STATED PROBLEM:
Leave out the pictures and copy everything else in the entries exactly.
— begin —
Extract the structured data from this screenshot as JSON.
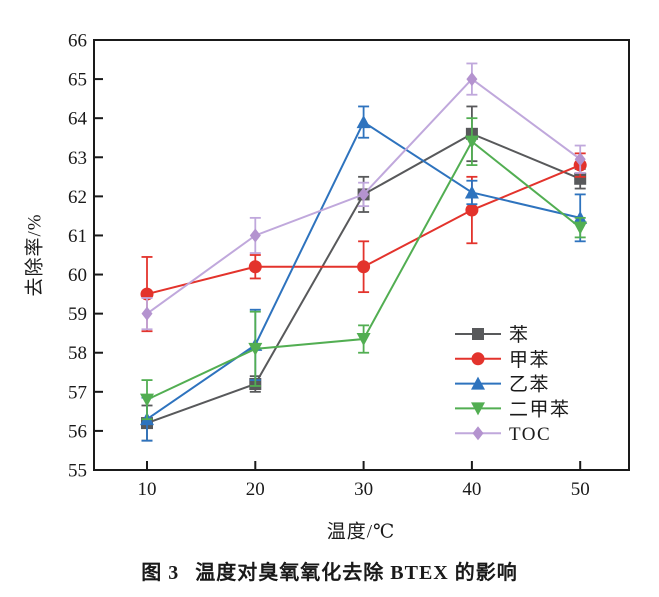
{
  "figure": {
    "caption_number": "图 3",
    "caption_text": "温度对臭氧氧化去除 BTEX 的影响"
  },
  "chart_data": {
    "type": "line",
    "x": [
      10,
      20,
      30,
      40,
      50
    ],
    "xticks": [
      10,
      20,
      30,
      40,
      50
    ],
    "yticks": [
      55,
      56,
      57,
      58,
      59,
      60,
      61,
      62,
      63,
      64,
      65,
      66
    ],
    "ylim": [
      55,
      66
    ],
    "xlabel": "温度/℃",
    "ylabel": "去除率/%",
    "grid": false,
    "legend_position": "lower-right-inside",
    "frame_color": "#1a1a1a",
    "series": [
      {
        "name": "苯",
        "marker": "square",
        "color": "#58595B",
        "values": [
          56.2,
          57.2,
          62.05,
          63.6,
          62.45
        ],
        "errors": [
          0.45,
          0.2,
          0.45,
          0.7,
          0.25
        ]
      },
      {
        "name": "甲苯",
        "marker": "circle",
        "color": "#E3332C",
        "values": [
          59.5,
          60.2,
          60.2,
          61.65,
          62.8
        ],
        "errors": [
          0.95,
          0.3,
          0.65,
          0.85,
          0.3
        ]
      },
      {
        "name": "乙苯",
        "marker": "triangle-up",
        "color": "#2E73BE",
        "values": [
          56.3,
          58.2,
          63.9,
          62.1,
          61.45
        ],
        "errors": [
          0.55,
          0.9,
          0.4,
          0.3,
          0.6
        ]
      },
      {
        "name": "二甲苯",
        "marker": "triangle-down",
        "color": "#52AE52",
        "values": [
          56.8,
          58.1,
          58.35,
          63.4,
          61.2
        ],
        "errors": [
          0.5,
          0.95,
          0.35,
          0.6,
          0.25
        ]
      },
      {
        "name": "TOC",
        "marker": "diamond",
        "color": "#C0A8DC",
        "marker_color": "#B493CF",
        "values": [
          59.0,
          61.0,
          62.05,
          65.0,
          62.95
        ],
        "errors": [
          0.4,
          0.45,
          0.3,
          0.4,
          0.35
        ]
      }
    ]
  }
}
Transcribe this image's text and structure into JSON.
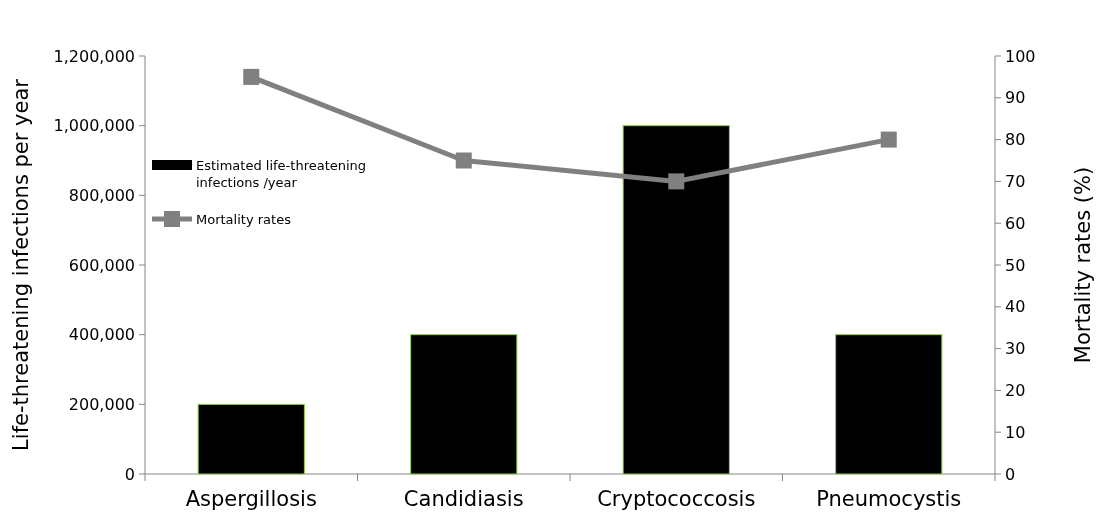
{
  "chart_data": {
    "type": "bar",
    "categories": [
      "Aspergillosis",
      "Candidiasis",
      "Cryptococcosis",
      "Pneumocystis"
    ],
    "ylabel": "Life-threatening infections per year",
    "y2label": "Mortality rates (%)",
    "series": [
      {
        "name": "Estimated life-threatening infections /year",
        "color": "#000000",
        "values": [
          200000,
          400000,
          1000000,
          400000
        ]
      },
      {
        "name": "Mortality rates",
        "type": "line",
        "axis": "y2",
        "color": "#808080",
        "marker": "square",
        "values": [
          95,
          75,
          70,
          80
        ]
      }
    ],
    "ylim": [
      0,
      1200000
    ],
    "yticks": [
      {
        "value": 0,
        "label": "0"
      },
      {
        "value": 200000,
        "label": "200,000"
      },
      {
        "value": 400000,
        "label": "400,000"
      },
      {
        "value": 600000,
        "label": "600,000"
      },
      {
        "value": 800000,
        "label": "800,000"
      },
      {
        "value": 1000000,
        "label": "1,000,000"
      },
      {
        "value": 1200000,
        "label": "1,200,000"
      }
    ],
    "y2lim": [
      0,
      100
    ],
    "y2ticks": [
      0,
      10,
      20,
      30,
      40,
      50,
      60,
      70,
      80,
      90,
      100
    ],
    "grid": false,
    "legend": "left"
  }
}
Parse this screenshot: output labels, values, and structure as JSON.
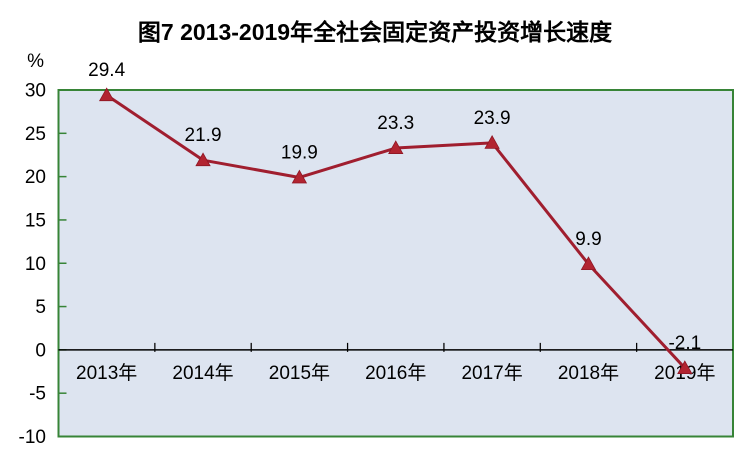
{
  "figure": {
    "title": "图7 2013-2019年全社会固定资产投资增长速度"
  },
  "chart_data": {
    "type": "line",
    "title": "图7 2013-2019年全社会固定资产投资增长速度",
    "ylabel": "%",
    "xlabel": "",
    "categories": [
      "2013年",
      "2014年",
      "2015年",
      "2016年",
      "2017年",
      "2018年",
      "2019年"
    ],
    "series": [
      {
        "name": "全社会固定资产投资增长速度",
        "values": [
          29.4,
          21.9,
          19.9,
          23.3,
          23.9,
          9.9,
          -2.1
        ]
      }
    ],
    "point_labels": [
      "29.4",
      "21.9",
      "19.9",
      "23.3",
      "23.9",
      "9.9",
      "-2.1"
    ],
    "ylim": [
      -10,
      30
    ],
    "yticks": [
      30,
      25,
      20,
      15,
      10,
      5,
      0,
      -5,
      -10
    ],
    "grid": false,
    "legend_position": "none",
    "marker_style": "triangle",
    "colors": {
      "line": "#A01E2F",
      "marker_fill": "#B22431",
      "marker_edge": "#8E1624",
      "plot_background": "#DDE4F0",
      "plot_border": "#378437",
      "axis_line": "#000000",
      "text": "#000000",
      "page_background": "#FFFFFF"
    }
  }
}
— end —
WRITTEN SOLUTION:
Extract the structured data from this screenshot as JSON.
{
  "figure": {
    "caption_number": "图 3",
    "caption_text": "温度对臭氧氧化去除 BTEX 的影响"
  },
  "chart_data": {
    "type": "line",
    "x": [
      10,
      20,
      30,
      40,
      50
    ],
    "xticks": [
      10,
      20,
      30,
      40,
      50
    ],
    "yticks": [
      55,
      56,
      57,
      58,
      59,
      60,
      61,
      62,
      63,
      64,
      65,
      66
    ],
    "ylim": [
      55,
      66
    ],
    "xlabel": "温度/℃",
    "ylabel": "去除率/%",
    "grid": false,
    "legend_position": "lower-right-inside",
    "frame_color": "#1a1a1a",
    "series": [
      {
        "name": "苯",
        "marker": "square",
        "color": "#58595B",
        "values": [
          56.2,
          57.2,
          62.05,
          63.6,
          62.45
        ],
        "errors": [
          0.45,
          0.2,
          0.45,
          0.7,
          0.25
        ]
      },
      {
        "name": "甲苯",
        "marker": "circle",
        "color": "#E3332C",
        "values": [
          59.5,
          60.2,
          60.2,
          61.65,
          62.8
        ],
        "errors": [
          0.95,
          0.3,
          0.65,
          0.85,
          0.3
        ]
      },
      {
        "name": "乙苯",
        "marker": "triangle-up",
        "color": "#2E73BE",
        "values": [
          56.3,
          58.2,
          63.9,
          62.1,
          61.45
        ],
        "errors": [
          0.55,
          0.9,
          0.4,
          0.3,
          0.6
        ]
      },
      {
        "name": "二甲苯",
        "marker": "triangle-down",
        "color": "#52AE52",
        "values": [
          56.8,
          58.1,
          58.35,
          63.4,
          61.2
        ],
        "errors": [
          0.5,
          0.95,
          0.35,
          0.6,
          0.25
        ]
      },
      {
        "name": "TOC",
        "marker": "diamond",
        "color": "#C0A8DC",
        "marker_color": "#B493CF",
        "values": [
          59.0,
          61.0,
          62.05,
          65.0,
          62.95
        ],
        "errors": [
          0.4,
          0.45,
          0.3,
          0.4,
          0.35
        ]
      }
    ]
  }
}
Transcribe this image's text and structure into JSON.
{
  "chart_data": {
    "type": "bar",
    "categories": [
      "Aspergillosis",
      "Candidiasis",
      "Cryptococcosis",
      "Pneumocystis"
    ],
    "ylabel": "Life-threatening infections per year",
    "y2label": "Mortality rates (%)",
    "series": [
      {
        "name": "Estimated life-threatening infections /year",
        "color": "#000000",
        "values": [
          200000,
          400000,
          1000000,
          400000
        ]
      },
      {
        "name": "Mortality rates",
        "type": "line",
        "axis": "y2",
        "color": "#808080",
        "marker": "square",
        "values": [
          95,
          75,
          70,
          80
        ]
      }
    ],
    "ylim": [
      0,
      1200000
    ],
    "yticks": [
      {
        "value": 0,
        "label": "0"
      },
      {
        "value": 200000,
        "label": "200,000"
      },
      {
        "value": 400000,
        "label": "400,000"
      },
      {
        "value": 600000,
        "label": "600,000"
      },
      {
        "value": 800000,
        "label": "800,000"
      },
      {
        "value": 1000000,
        "label": "1,000,000"
      },
      {
        "value": 1200000,
        "label": "1,200,000"
      }
    ],
    "y2lim": [
      0,
      100
    ],
    "y2ticks": [
      0,
      10,
      20,
      30,
      40,
      50,
      60,
      70,
      80,
      90,
      100
    ],
    "grid": false,
    "legend": "left"
  }
}
Parse this screenshot: output labels, values, and structure as JSON.
{
  "figure": {
    "title": "图7 2013-2019年全社会固定资产投资增长速度"
  },
  "chart_data": {
    "type": "line",
    "title": "图7 2013-2019年全社会固定资产投资增长速度",
    "ylabel": "%",
    "xlabel": "",
    "categories": [
      "2013年",
      "2014年",
      "2015年",
      "2016年",
      "2017年",
      "2018年",
      "2019年"
    ],
    "series": [
      {
        "name": "全社会固定资产投资增长速度",
        "values": [
          29.4,
          21.9,
          19.9,
          23.3,
          23.9,
          9.9,
          -2.1
        ]
      }
    ],
    "point_labels": [
      "29.4",
      "21.9",
      "19.9",
      "23.3",
      "23.9",
      "9.9",
      "-2.1"
    ],
    "ylim": [
      -10,
      30
    ],
    "yticks": [
      30,
      25,
      20,
      15,
      10,
      5,
      0,
      -5,
      -10
    ],
    "grid": false,
    "legend_position": "none",
    "marker_style": "triangle",
    "colors": {
      "line": "#A01E2F",
      "marker_fill": "#B22431",
      "marker_edge": "#8E1624",
      "plot_background": "#DDE4F0",
      "plot_border": "#378437",
      "axis_line": "#000000",
      "text": "#000000",
      "page_background": "#FFFFFF"
    }
  }
}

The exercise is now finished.